## Directions
Show every line below where "göra" can be found.

· · · · · · ·

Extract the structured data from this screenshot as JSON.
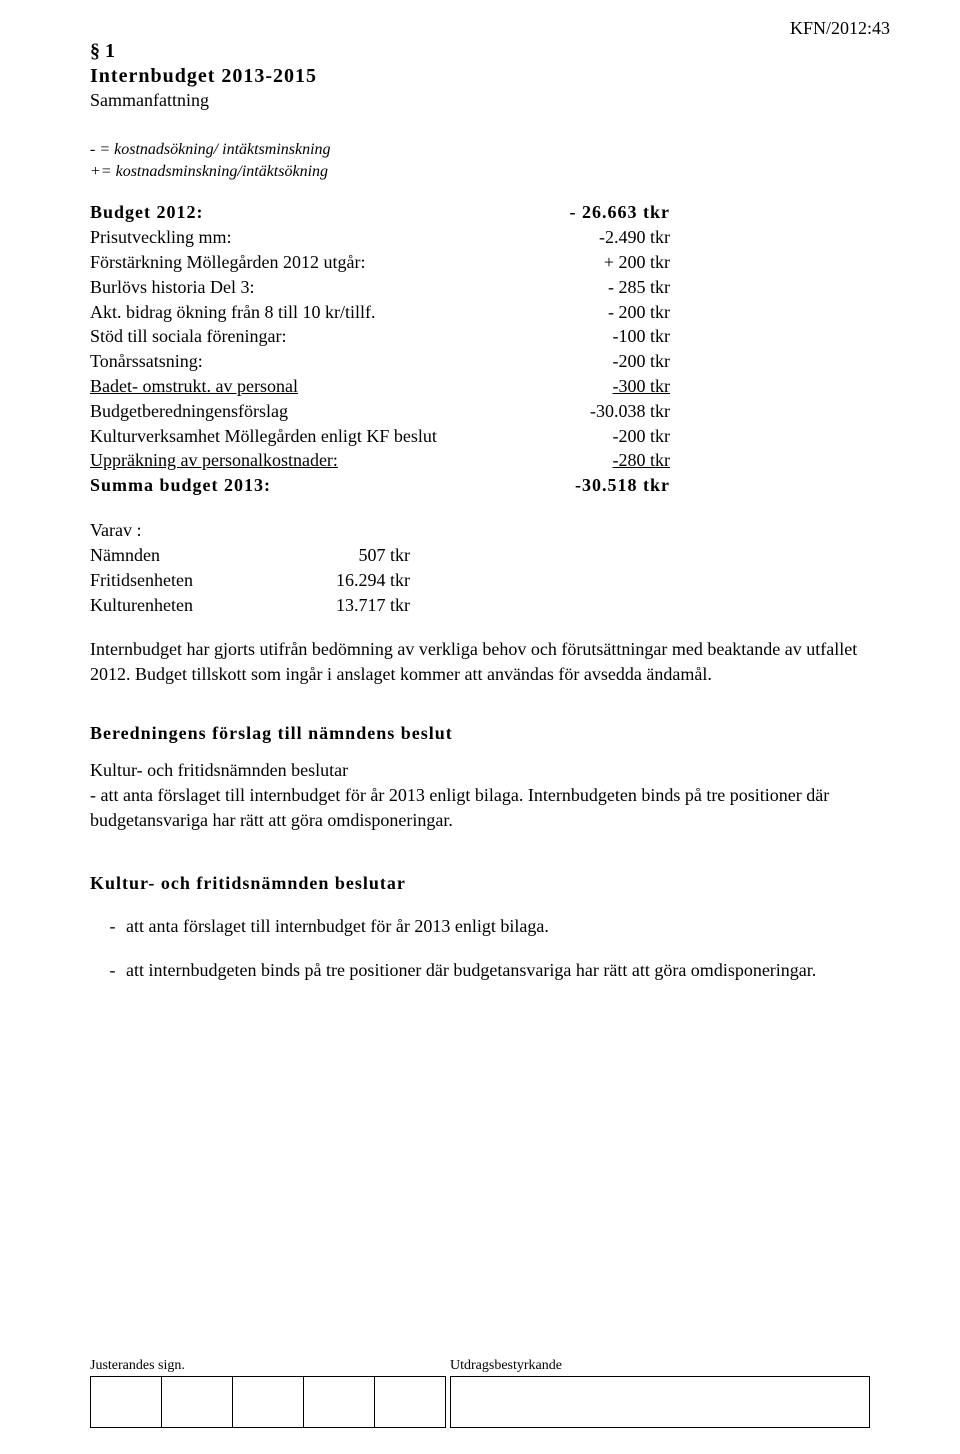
{
  "header_ref": "KFN/2012:43",
  "section_num": "§ 1",
  "title": "Internbudget 2013-2015",
  "subtitle": "Sammanfattning",
  "note_line1": "- = kostnadsökning/ intäktsminskning",
  "note_line2": "+= kostnadsminskning/intäktsökning",
  "budget": [
    {
      "label": "Budget 2012:",
      "value": "- 26.663 tkr",
      "bold": true
    },
    {
      "label": "Prisutveckling mm:",
      "value": "-2.490 tkr"
    },
    {
      "label": "Förstärkning Möllegården 2012 utgår:",
      "value": "+ 200 tkr"
    },
    {
      "label": "Burlövs historia Del 3:",
      "value": "- 285 tkr"
    },
    {
      "label": "Akt. bidrag ökning från 8 till 10 kr/tillf.",
      "value": "- 200 tkr"
    },
    {
      "label": "Stöd till sociala föreningar:",
      "value": "-100 tkr"
    },
    {
      "label": "Tonårssatsning:",
      "value": "-200 tkr"
    },
    {
      "label": "Badet- omstrukt. av personal",
      "value": "-300 tkr",
      "underline": true
    },
    {
      "label": "Budgetberedningensförslag",
      "value": "-30.038 tkr"
    },
    {
      "label": "Kulturverksamhet Möllegården enligt KF beslut",
      "value": "-200 tkr"
    },
    {
      "label": "Uppräkning av personalkostnader:",
      "value": "-280 tkr",
      "underline": true
    },
    {
      "label": "Summa budget 2013:",
      "value": "-30.518 tkr",
      "bold": true
    }
  ],
  "varav_title": "Varav :",
  "varav": [
    {
      "label": "Nämnden",
      "value": "507  tkr"
    },
    {
      "label": "Fritidsenheten",
      "value": "16.294 tkr"
    },
    {
      "label": "Kulturenheten",
      "value": "13.717  tkr"
    }
  ],
  "para1": "Internbudget har gjorts  utifrån bedömning av verkliga behov och förutsättningar  med beaktande av utfallet 2012. Budget tillskott som ingår i anslaget kommer att användas för avsedda ändamål.",
  "heading1": "Beredningens förslag till nämndens beslut",
  "para2": "Kultur- och fritidsnämnden beslutar",
  "para3": "- att anta förslaget till internbudget för år 2013 enligt bilaga. Internbudgeten binds på tre positioner där budgetansvariga har rätt att göra omdisponeringar.",
  "heading2": "Kultur- och fritidsnämnden beslutar",
  "bullets": [
    "att anta förslaget till internbudget för år 2013 enligt bilaga.",
    "att internbudgeten binds på tre positioner där budgetansvariga har rätt att göra omdisponeringar."
  ],
  "footer_left": "Justerandes sign.",
  "footer_right": "Utdragsbestyrkande"
}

· · · · · · ·

## Solved problem
  "para3": "- att anta förslaget till internbudget för år 2013 enligt bilaga. Internbudgeten binds på tre positioner där budgetansvariga har rätt att göra omdisponeringar.",
    "att internbudgeten binds på tre positioner där budgetansvariga har rätt att göra omdisponeringar."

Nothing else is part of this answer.